** START OF ITEMS **

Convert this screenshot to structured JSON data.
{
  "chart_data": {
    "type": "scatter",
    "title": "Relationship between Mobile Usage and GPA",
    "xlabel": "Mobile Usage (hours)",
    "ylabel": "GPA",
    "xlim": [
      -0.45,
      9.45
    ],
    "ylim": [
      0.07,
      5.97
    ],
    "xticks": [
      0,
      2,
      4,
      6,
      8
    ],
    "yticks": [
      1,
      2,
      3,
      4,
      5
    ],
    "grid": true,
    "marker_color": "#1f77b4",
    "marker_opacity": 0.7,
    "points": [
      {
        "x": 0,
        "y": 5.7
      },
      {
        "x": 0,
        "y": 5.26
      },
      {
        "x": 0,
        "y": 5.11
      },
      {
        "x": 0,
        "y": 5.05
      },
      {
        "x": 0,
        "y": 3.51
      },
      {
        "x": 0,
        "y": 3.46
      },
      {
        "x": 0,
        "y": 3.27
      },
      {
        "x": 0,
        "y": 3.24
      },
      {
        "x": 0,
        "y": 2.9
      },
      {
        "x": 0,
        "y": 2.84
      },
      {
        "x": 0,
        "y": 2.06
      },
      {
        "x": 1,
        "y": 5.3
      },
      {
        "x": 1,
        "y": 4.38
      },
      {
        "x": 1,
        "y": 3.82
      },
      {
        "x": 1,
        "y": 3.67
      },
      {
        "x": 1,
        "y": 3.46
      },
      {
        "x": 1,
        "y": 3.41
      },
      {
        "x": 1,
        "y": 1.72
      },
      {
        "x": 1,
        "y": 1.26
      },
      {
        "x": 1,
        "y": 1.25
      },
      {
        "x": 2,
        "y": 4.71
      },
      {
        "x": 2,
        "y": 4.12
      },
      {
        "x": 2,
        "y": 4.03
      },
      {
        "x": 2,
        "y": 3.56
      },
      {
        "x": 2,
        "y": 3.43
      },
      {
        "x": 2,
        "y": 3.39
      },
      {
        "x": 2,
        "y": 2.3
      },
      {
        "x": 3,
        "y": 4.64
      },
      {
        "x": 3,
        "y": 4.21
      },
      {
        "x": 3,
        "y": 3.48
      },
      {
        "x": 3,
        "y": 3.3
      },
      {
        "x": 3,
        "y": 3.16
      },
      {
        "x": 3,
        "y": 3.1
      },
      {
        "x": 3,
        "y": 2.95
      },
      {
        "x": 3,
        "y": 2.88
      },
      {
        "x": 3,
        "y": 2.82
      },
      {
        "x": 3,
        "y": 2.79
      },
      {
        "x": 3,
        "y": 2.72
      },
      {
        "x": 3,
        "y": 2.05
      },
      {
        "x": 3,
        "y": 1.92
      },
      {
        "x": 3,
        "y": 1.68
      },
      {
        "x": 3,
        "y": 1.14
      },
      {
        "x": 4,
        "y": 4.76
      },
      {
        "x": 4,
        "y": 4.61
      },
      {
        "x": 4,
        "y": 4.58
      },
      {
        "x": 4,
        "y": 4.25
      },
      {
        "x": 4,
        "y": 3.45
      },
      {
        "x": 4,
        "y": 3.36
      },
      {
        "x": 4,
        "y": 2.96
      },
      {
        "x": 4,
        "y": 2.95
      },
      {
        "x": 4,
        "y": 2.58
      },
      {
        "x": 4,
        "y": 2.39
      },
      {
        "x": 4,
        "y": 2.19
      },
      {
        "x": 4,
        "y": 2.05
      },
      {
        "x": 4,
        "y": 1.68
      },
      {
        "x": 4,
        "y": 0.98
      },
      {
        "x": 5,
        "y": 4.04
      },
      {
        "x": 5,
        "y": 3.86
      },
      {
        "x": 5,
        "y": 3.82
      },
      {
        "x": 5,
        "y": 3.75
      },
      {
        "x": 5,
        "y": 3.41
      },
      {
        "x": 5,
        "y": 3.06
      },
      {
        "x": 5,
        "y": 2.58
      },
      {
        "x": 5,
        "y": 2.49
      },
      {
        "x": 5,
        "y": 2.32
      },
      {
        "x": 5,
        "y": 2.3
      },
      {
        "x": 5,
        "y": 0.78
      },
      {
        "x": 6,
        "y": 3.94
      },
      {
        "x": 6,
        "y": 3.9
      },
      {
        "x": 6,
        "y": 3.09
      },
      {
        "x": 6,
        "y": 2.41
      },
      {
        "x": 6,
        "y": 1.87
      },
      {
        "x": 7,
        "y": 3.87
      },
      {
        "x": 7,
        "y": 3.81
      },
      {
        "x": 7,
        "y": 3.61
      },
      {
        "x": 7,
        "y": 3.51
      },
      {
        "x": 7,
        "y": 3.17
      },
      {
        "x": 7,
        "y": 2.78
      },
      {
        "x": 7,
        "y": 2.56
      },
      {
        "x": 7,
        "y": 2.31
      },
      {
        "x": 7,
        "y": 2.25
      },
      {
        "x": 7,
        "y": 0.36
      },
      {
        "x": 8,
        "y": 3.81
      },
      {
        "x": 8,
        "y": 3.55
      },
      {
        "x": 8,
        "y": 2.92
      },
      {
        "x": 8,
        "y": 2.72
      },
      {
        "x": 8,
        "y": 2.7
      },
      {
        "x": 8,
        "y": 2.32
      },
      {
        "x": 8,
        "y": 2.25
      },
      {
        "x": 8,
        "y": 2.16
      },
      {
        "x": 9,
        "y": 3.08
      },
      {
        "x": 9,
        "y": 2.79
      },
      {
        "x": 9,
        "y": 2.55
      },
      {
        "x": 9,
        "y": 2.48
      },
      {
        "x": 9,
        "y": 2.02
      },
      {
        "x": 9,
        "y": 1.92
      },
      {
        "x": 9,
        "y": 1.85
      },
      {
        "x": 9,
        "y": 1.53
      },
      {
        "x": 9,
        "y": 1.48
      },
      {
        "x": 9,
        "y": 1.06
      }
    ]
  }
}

** END OF ITEMS **

Search the data above for the word "Mobile", then gather each line in which it appears.

    "title": "Relationship between Mobile Usage and GPA",
    "xlabel": "Mobile Usage (hours)",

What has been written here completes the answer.